TEXT UNDER STUDY:
Consider this a public service announcement big enough for Flint, Gung-Ho, and Alpine to host: G.I. Joe, one of the United States’ longest-running comic and cartoon series, appears to finally be on the verge of returning to console video games in a major way.
Magic: The Gathering creators Wizards of the Coast are making a new game in the franchise with ex-WB Games developers—the first project for a new, as-yet-unnamed triple-A studio. As listed in multiple job posts on its career page, the company is looking to fill positions at the development house, currently called “New Raleigh-Durham Studio,” for a multiplatform third-person action game set “in the G.I. Joe universe.”
Wizards, a division of Hasbro (which also owns the G.I. Joee brand), states the developer is being headed by experienced ex-staffers from WB Games and other major studios, though the listings suggest it’s still recruiting for some senior positions, including lead game designer and art director.
While none of the listings gets too far into specifics, the lead-game-designer ad does mention that candidates need experience with Unreal Engine, while—perhaps more interestingly—the art-director page mentions “the opportunity to help redefine a beloved IP.”

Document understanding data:
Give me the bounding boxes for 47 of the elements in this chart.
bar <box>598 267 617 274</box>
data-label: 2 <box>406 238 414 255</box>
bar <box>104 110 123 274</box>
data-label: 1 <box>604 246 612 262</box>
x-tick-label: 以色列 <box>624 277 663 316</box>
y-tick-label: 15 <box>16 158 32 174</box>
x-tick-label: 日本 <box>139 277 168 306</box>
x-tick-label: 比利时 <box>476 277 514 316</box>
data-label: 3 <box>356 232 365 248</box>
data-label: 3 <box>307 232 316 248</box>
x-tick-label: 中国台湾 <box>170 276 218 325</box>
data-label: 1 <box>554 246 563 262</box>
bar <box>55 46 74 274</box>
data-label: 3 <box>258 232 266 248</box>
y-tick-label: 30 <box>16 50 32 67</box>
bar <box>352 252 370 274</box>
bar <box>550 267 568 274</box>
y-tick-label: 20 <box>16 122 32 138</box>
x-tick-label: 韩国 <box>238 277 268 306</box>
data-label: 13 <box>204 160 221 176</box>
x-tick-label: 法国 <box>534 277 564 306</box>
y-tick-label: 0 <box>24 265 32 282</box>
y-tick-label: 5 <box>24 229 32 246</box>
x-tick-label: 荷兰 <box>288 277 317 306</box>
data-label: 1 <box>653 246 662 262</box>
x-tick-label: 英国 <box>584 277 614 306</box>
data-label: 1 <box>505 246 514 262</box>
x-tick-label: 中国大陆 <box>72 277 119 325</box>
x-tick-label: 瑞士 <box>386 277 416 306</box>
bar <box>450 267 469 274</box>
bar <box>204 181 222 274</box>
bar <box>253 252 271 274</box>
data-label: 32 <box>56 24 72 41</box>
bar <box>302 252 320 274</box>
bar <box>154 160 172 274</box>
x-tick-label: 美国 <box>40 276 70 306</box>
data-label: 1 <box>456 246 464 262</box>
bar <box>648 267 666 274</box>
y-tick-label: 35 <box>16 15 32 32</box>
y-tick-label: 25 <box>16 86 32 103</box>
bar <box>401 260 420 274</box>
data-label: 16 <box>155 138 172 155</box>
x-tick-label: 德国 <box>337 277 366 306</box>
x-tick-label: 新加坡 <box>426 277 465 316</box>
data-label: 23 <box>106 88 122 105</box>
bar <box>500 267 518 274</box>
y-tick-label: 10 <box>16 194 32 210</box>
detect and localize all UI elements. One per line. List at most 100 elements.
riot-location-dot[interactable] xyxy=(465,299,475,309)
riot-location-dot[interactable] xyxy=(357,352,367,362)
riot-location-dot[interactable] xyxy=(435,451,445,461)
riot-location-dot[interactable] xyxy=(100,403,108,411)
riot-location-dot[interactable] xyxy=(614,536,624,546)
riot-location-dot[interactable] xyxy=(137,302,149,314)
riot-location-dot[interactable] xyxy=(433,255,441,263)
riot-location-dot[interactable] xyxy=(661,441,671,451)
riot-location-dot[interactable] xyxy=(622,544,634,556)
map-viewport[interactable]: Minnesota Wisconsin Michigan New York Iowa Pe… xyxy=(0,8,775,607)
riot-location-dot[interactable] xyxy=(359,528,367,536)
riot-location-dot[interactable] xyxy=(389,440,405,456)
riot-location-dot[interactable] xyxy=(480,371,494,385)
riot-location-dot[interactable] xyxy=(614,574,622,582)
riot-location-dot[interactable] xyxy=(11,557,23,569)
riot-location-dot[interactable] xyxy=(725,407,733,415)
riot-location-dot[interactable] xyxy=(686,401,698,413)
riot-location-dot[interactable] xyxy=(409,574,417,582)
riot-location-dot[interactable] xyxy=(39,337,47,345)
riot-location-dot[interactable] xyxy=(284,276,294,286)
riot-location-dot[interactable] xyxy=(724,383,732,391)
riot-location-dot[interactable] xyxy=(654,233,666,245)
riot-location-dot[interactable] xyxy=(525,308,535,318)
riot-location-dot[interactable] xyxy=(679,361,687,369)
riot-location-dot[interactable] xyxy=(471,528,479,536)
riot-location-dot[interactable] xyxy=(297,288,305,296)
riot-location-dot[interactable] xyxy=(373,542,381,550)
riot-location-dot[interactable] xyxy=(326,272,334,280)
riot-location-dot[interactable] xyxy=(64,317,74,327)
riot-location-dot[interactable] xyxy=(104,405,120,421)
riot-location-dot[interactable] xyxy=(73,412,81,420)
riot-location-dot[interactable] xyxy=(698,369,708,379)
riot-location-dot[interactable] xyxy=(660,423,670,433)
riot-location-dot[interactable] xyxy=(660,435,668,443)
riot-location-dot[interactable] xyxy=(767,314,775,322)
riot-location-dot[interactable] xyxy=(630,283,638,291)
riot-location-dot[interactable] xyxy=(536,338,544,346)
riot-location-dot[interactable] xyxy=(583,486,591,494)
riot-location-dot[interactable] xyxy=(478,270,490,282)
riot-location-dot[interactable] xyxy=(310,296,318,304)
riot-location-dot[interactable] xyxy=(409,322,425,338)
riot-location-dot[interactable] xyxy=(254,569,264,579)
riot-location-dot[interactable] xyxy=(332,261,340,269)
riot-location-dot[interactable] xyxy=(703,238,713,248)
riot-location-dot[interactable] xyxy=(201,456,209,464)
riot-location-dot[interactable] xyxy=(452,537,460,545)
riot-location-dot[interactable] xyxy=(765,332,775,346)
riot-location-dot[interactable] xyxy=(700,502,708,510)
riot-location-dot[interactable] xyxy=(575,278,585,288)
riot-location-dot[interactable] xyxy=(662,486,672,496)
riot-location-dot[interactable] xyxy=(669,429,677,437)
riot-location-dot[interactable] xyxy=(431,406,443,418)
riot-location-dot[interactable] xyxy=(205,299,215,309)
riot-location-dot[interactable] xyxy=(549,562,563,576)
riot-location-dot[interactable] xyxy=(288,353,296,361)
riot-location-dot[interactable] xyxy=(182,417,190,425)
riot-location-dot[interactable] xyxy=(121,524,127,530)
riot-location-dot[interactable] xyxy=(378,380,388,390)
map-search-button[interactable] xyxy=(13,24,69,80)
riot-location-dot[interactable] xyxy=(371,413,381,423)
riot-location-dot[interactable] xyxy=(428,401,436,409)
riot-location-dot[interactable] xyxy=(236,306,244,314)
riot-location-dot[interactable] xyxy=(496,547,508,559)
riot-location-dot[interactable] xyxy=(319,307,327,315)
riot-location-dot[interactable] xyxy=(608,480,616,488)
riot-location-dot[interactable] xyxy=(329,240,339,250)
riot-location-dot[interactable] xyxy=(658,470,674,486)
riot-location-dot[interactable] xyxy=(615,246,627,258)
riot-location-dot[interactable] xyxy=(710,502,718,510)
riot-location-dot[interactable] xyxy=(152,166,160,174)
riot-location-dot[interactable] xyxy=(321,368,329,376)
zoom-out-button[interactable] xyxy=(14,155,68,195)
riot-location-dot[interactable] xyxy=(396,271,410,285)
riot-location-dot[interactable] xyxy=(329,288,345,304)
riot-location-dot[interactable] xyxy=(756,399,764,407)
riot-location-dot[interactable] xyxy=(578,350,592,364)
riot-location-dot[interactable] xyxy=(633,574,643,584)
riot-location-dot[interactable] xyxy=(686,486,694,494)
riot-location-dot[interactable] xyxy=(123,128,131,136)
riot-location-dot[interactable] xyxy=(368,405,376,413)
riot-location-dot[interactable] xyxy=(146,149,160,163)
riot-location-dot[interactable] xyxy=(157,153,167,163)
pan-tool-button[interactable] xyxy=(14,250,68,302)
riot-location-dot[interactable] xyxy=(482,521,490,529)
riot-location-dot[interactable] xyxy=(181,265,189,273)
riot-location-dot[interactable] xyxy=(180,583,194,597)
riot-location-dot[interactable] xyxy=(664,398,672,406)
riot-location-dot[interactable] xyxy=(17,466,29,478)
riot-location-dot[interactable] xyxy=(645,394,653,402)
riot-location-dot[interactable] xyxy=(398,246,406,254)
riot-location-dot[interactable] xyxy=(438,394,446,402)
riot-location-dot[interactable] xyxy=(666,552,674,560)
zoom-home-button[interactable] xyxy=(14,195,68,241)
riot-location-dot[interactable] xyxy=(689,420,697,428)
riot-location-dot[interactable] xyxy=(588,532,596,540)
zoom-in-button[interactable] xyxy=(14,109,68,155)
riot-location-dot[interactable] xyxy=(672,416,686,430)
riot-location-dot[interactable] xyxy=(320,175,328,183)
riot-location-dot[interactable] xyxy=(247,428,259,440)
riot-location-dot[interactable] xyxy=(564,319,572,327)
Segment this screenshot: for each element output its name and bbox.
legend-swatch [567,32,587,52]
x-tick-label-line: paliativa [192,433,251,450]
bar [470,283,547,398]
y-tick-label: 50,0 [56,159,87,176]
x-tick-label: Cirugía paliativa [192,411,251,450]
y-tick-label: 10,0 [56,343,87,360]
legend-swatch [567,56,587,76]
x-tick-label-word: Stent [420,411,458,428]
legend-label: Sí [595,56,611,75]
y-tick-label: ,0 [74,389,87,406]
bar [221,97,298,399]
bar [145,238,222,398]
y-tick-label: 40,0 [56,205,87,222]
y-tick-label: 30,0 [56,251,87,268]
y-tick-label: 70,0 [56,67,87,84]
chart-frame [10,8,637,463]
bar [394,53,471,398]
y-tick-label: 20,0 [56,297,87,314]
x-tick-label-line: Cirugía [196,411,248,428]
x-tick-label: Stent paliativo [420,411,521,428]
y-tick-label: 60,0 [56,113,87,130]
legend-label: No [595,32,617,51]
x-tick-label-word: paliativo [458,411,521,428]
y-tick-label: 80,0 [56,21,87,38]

TASKS AND EXERCISES:
1. Reproduce the passage of the G.I. Joe game article verbatim, starting at "Consider this a" and ending at "a major way.".
2. According to the G.I. Joe game article, which game engine must candidates for the lead game designer position have experience with?

LIST OF SOLUTIONS:
1.
Consider this a public service announcement big enough for Flint, Gung-Ho, and Alpine to host: G.I. Joe, one of the United States’ longest-running comic and cartoon series, appears to finally be on the verge of returning to console video games in a major way.

2. Unreal Engine.